Stored data

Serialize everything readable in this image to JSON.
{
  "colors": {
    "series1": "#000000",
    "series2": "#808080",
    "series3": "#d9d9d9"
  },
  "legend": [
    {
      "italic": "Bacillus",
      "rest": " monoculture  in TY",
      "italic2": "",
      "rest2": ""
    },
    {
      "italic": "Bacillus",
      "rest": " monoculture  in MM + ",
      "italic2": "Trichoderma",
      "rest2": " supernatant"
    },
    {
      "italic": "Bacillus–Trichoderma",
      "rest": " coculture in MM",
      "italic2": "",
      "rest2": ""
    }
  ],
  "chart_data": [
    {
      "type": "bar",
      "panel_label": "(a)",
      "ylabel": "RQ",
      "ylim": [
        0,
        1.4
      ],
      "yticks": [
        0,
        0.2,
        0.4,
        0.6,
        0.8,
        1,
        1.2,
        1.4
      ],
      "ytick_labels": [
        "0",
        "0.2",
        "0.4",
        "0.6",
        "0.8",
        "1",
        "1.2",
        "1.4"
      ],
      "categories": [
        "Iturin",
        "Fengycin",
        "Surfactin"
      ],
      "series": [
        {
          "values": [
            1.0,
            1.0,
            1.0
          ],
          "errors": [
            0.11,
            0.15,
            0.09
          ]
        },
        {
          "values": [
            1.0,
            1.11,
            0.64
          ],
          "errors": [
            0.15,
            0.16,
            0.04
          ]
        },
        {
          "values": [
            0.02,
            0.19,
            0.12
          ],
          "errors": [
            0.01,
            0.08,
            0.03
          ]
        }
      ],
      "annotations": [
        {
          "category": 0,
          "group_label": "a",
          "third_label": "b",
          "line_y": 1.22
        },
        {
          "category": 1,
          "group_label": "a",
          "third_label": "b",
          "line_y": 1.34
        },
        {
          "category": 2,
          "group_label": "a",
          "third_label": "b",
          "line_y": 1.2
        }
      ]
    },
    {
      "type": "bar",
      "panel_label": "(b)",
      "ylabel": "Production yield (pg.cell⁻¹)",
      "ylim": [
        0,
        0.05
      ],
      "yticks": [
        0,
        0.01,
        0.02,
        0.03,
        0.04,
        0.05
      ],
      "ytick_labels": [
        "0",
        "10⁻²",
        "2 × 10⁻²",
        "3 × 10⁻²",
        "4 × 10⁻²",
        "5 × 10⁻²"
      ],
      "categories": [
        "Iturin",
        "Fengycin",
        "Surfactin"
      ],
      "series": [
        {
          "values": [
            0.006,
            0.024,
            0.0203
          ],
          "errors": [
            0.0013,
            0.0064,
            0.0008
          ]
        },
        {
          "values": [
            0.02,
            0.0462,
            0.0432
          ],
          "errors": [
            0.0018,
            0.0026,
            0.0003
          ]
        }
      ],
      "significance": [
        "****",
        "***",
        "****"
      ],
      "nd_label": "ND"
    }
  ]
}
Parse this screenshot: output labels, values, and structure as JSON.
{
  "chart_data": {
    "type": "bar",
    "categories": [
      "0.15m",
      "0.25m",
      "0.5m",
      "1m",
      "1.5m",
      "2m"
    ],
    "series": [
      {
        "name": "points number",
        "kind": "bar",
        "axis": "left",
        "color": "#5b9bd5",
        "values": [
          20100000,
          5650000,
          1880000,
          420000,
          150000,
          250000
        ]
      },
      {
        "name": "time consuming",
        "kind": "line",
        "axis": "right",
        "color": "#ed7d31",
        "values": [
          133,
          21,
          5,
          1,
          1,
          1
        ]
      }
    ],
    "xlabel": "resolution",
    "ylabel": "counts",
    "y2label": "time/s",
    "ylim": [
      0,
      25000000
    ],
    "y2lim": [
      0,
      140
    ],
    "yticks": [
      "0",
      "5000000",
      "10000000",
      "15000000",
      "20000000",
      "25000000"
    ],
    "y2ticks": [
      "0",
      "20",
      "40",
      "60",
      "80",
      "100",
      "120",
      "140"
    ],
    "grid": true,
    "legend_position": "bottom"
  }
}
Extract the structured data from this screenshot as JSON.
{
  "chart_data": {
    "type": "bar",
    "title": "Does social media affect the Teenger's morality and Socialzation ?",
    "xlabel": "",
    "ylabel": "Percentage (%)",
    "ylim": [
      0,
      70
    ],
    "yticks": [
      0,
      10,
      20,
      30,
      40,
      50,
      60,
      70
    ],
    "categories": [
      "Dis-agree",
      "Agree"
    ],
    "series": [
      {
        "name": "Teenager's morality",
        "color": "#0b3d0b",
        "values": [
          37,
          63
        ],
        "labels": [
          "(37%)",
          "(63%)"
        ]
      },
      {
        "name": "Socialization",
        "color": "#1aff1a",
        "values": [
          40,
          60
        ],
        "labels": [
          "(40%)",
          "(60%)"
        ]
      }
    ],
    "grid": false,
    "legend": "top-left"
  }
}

Set exercise
Check all the records above and select each line where the string "monoculture" is found.

Complete response
      "rest": " monoculture  in TY",
      "rest": " monoculture  in MM + ",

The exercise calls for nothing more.